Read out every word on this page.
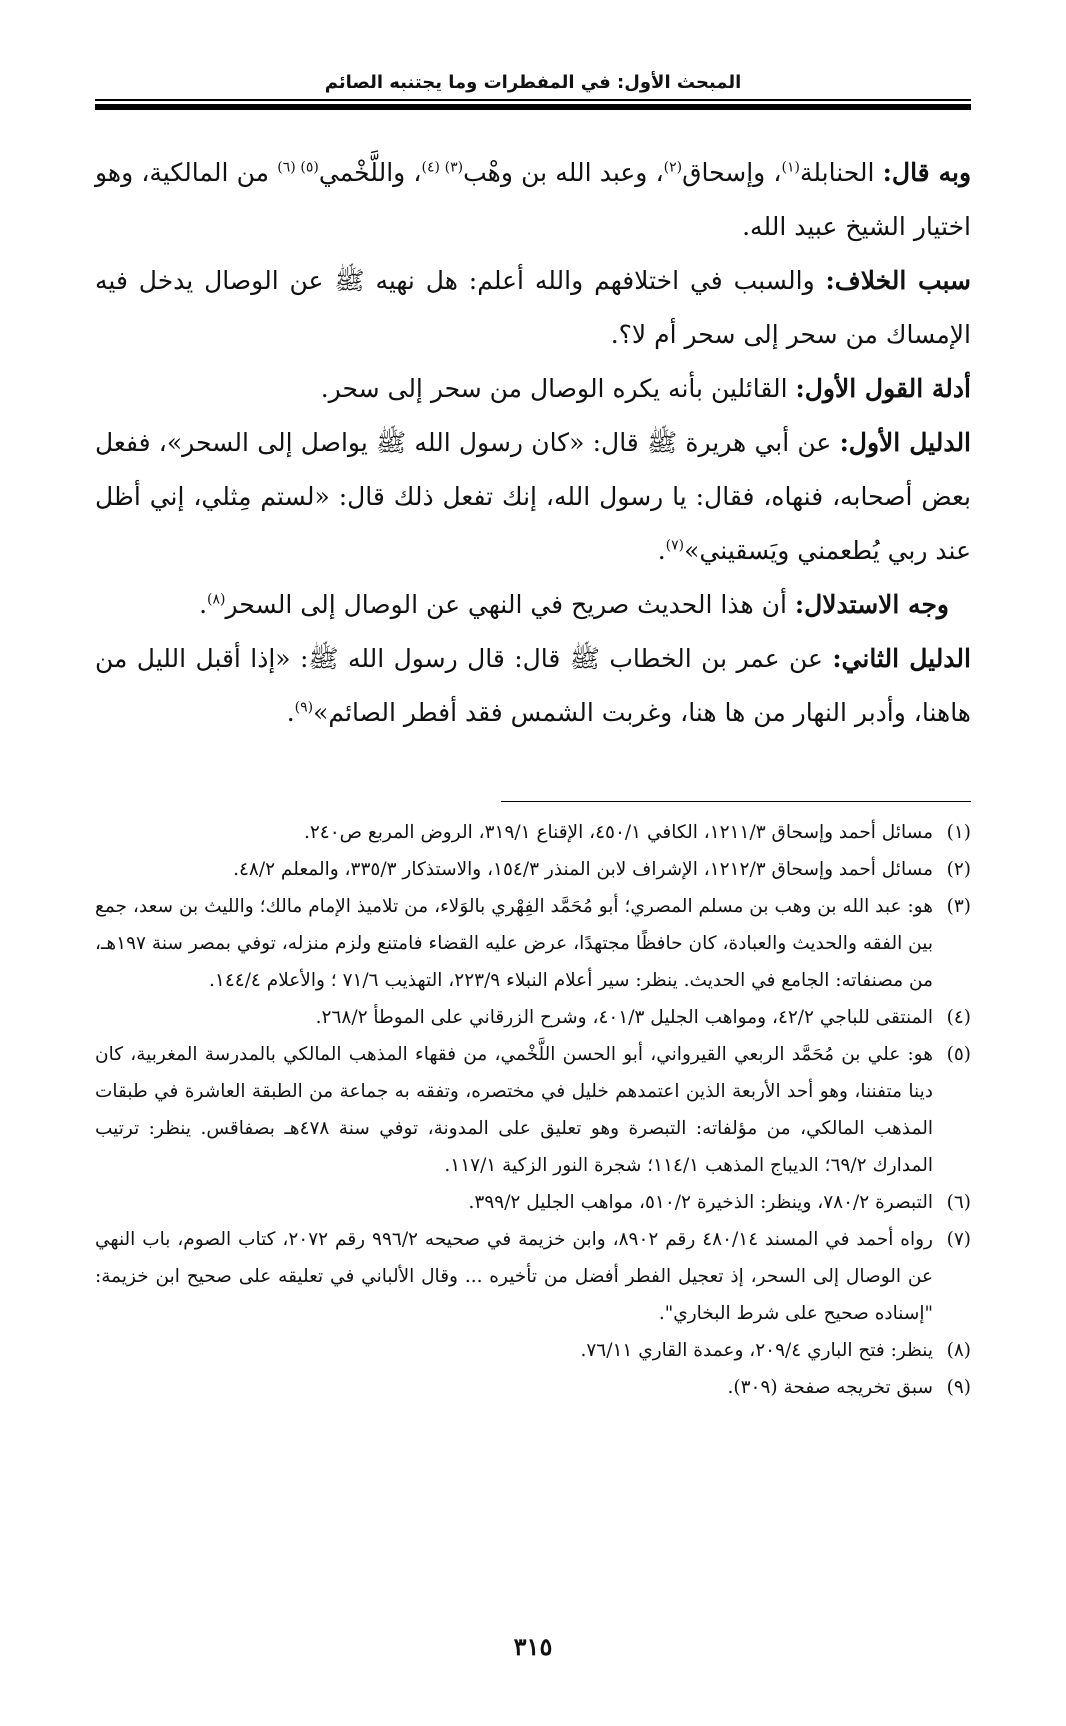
المبحث الأول: في المفطرات وما يجتنبه الصائم

وبه قال: الحنابلة$^{(١)}$، وإسحاق$^{(٢)}$، وعبد الله بن وهْب$^{(٣) (٤)}$، واللَّخْمي$^{(٥) (٦)}$ من المالكية، وهو اختيار الشيخ عبيد الله.

سبب الخلاف: والسبب في اختلافهم والله أعلم: هل نهيه ﷺ عن الوصال يدخل فيه الإمساك من سحر إلى سحر أم لا؟.

أدلة القول الأول: القائلين بأنه يكره الوصال من سحر إلى سحر.

الدليل الأول: عن أبي هريرة ﷺ قال: «كان رسول الله ﷺ يواصل إلى السحر»، ففعل بعض أصحابه، فنهاه، فقال: يا رسول الله، إنك تفعل ذلك قال: «لستم مِثلي، إني أظل عند ربي يُطعمني ويَسقيني»$^{(٧)}$.

وجه الاستدلال: أن هذا الحديث صريح في النهي عن الوصال إلى السحر$^{(٨)}$.

الدليل الثاني: عن عمر بن الخطاب ﷺ قال: قال رسول الله ﷺ: «إذا أقبل الليل من هاهنا، وأدبر النهار من ها هنا، وغربت الشمس فقد أفطر الصائم»$^{(٩)}$.

(١)
مسائل أحمد وإسحاق ١٢١١/٣، الكافي ٤٥٠/١، الإقناع ٣١٩/١، الروض المربع ص٢٤٠.

(٢)
مسائل أحمد وإسحاق ١٢١٢/٣، الإشراف لابن المنذر ١٥٤/٣، والاستذكار ٣٣٥/٣، والمعلم ٤٨/٢.

(٣)
هو: عبد الله بن وهب بن مسلم المصري؛ أبو مُحَمَّد الفِهْري بالوَلاء، من تلاميذ الإمام مالك؛ والليث بن سعد، جمع بين الفقه والحديث والعبادة، كان حافظًا مجتهدًا، عرض عليه القضاء فامتنع ولزم منزله، توفي بمصر سنة ١٩٧هـ، من مصنفاته: الجامع في الحديث. ينظر: سير أعلام النبلاء ٢٢٣/٩، التهذيب ٧١/٦ ؛ والأعلام ١٤٤/٤.

(٤)
المنتقى للباجي ٤٢/٢، ومواهب الجليل ٤٠١/٣، وشرح الزرقاني على الموطأ ٢٦٨/٢.

(٥)
هو: علي بن مُحَمَّد الربعي القيرواني، أبو الحسن اللَّخْمي، من فقهاء المذهب المالكي بالمدرسة المغربية، كان دينا متفننا، وهو أحد الأربعة الذين اعتمدهم خليل في مختصره، وتفقه به جماعة من الطبقة العاشرة في طبقات المذهب المالكي، من مؤلفاته: التبصرة وهو تعليق على المدونة، توفي سنة ٤٧٨هـ بصفاقس. ينظر: ترتيب المدارك ٦٩/٢؛ الديباج المذهب ١١٤/١؛ شجرة النور الزكية ١١٧/١.

(٦)
التبصرة ٧٨٠/٢، وينظر: الذخيرة ٥١٠/٢، مواهب الجليل ٣٩٩/٢.

(٧)
رواه أحمد في المسند ٤٨٠/١٤ رقم ٨٩٠٢، وابن خزيمة في صحيحه ٩٩٦/٢ رقم ٢٠٧٢، كتاب الصوم، باب النهي عن الوصال إلى السحر، إذ تعجيل الفطر أفضل من تأخيره ... وقال الألباني في تعليقه على صحيح ابن خزيمة: "إسناده صحيح على شرط البخاري".

(٨)
ينظر: فتح الباري ٢٠٩/٤، وعمدة القاري ٧٦/١١.

(٩)
سبق تخريجه صفحة (٣٠٩).

٣١٥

WHAT YOU HAVE TO DO → Tell how many lines contain the word "وإسحاق", using only the number.

RESPONSE TO THE TASK → 3